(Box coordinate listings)
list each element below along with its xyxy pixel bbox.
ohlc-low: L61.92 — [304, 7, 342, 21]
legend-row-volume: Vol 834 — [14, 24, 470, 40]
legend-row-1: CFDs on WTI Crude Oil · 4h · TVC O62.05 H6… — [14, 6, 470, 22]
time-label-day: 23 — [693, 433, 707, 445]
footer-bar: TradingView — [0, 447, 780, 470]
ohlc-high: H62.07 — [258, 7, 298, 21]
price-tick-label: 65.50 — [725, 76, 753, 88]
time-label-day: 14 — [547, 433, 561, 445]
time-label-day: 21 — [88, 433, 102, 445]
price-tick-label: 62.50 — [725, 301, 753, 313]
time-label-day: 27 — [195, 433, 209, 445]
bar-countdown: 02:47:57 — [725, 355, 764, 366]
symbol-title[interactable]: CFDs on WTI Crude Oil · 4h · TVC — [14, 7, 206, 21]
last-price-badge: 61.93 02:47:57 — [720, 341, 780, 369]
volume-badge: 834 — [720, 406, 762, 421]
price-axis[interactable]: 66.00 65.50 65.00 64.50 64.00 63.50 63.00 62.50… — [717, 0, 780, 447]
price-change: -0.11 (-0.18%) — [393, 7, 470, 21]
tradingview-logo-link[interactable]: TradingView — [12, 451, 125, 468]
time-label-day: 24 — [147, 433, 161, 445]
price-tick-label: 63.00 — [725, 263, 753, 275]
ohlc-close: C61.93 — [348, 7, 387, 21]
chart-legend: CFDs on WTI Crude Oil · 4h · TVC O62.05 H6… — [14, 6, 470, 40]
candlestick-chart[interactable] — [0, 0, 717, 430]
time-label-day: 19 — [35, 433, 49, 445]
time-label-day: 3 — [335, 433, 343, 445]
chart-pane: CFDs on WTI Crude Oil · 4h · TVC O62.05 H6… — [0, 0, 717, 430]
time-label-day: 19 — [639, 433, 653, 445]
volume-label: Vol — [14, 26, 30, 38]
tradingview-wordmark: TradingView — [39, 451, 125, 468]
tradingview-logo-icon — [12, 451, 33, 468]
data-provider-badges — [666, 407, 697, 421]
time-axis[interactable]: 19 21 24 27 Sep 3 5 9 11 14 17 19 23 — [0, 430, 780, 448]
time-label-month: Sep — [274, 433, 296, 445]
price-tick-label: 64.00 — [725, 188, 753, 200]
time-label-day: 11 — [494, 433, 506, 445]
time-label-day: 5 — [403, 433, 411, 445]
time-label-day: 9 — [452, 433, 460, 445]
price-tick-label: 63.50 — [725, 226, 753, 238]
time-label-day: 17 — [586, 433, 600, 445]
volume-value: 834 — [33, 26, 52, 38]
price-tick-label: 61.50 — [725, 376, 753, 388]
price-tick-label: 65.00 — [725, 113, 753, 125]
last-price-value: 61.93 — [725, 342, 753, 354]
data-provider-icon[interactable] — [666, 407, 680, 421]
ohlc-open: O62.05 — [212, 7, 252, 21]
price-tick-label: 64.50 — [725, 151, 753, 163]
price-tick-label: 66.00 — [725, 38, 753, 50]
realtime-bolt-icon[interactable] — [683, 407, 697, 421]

■ EXERCISE: Rewrite every line of the records above as a numbered list, dropping any blank lines.

■ CORRECT RESULT:
1. list each element below along with its xyxy pixel bbox.
2. ohlc-low: L61.92 — [304, 7, 342, 21]
3. legend-row-volume: Vol 834 — [14, 24, 470, 40]
4. legend-row-1: CFDs on WTI Crude Oil · 4h · TVC O62.05 H6… — [14, 6, 470, 22]
5. time-label-day: 23 — [693, 433, 707, 445]
6. footer-bar: TradingView — [0, 447, 780, 470]
7. ohlc-high: H62.07 — [258, 7, 298, 21]
8. price-tick-label: 65.50 — [725, 76, 753, 88]
9. time-label-day: 14 — [547, 433, 561, 445]
10. time-label-day: 21 — [88, 433, 102, 445]
11. price-tick-label: 62.50 — [725, 301, 753, 313]
12. time-label-day: 27 — [195, 433, 209, 445]
13. bar-countdown: 02:47:57 — [725, 355, 764, 366]
14. symbol-title[interactable]: CFDs on WTI Crude Oil · 4h · TVC — [14, 7, 206, 21]
15. last-price-badge: 61.93 02:47:57 — [720, 341, 780, 369]
16. volume-badge: 834 — [720, 406, 762, 421]
17. price-axis[interactable]: 66.00 65.50 65.00 64.50 64.00 63.50 63.00 62.50… — [717, 0, 780, 447]
18. price-change: -0.11 (-0.18%) — [393, 7, 470, 21]
19. tradingview-logo-link[interactable]: TradingView — [12, 451, 125, 468]
20. time-label-day: 24 — [147, 433, 161, 445]
21. price-tick-label: 63.00 — [725, 263, 753, 275]
22. ohlc-close: C61.93 — [348, 7, 387, 21]
23. chart-legend: CFDs on WTI Crude Oil · 4h · TVC O62.05 H6… — [14, 6, 470, 40]
24. candlestick-chart[interactable] — [0, 0, 717, 430]
25. time-label-day: 19 — [35, 433, 49, 445]
26. time-label-day: 3 — [335, 433, 343, 445]
27. chart-pane: CFDs on WTI Crude Oil · 4h · TVC O62.05 H6… — [0, 0, 717, 430]
28. time-label-day: 19 — [639, 433, 653, 445]
29. volume-label: Vol — [14, 26, 30, 38]
30. tradingview-wordmark: TradingView — [39, 451, 125, 468]
31. tradingview-logo-icon — [12, 451, 33, 468]
32. data-provider-badges — [666, 407, 697, 421]
33. time-axis[interactable]: 19 21 24 27 Sep 3 5 9 11 14 17 19 23 — [0, 430, 780, 448]
34. time-label-month: Sep — [274, 433, 296, 445]
35. price-tick-label: 64.00 — [725, 188, 753, 200]
36. time-label-day: 11 — [494, 433, 506, 445]
37. time-label-day: 5 — [403, 433, 411, 445]
38. time-label-day: 9 — [452, 433, 460, 445]
39. price-tick-label: 63.50 — [725, 226, 753, 238]
40. time-label-day: 17 — [586, 433, 600, 445]
41. volume-value: 834 — [33, 26, 52, 38]
42. price-tick-label: 61.50 — [725, 376, 753, 388]
43. price-tick-label: 65.00 — [725, 113, 753, 125]
44. last-price-value: 61.93 — [725, 342, 753, 354]
45. data-provider-icon[interactable] — [666, 407, 680, 421]
46. ohlc-open: O62.05 — [212, 7, 252, 21]
47. price-tick-label: 64.50 — [725, 151, 753, 163]
48. price-tick-label: 66.00 — [725, 38, 753, 50]
49. realtime-bolt-icon[interactable] — [683, 407, 697, 421]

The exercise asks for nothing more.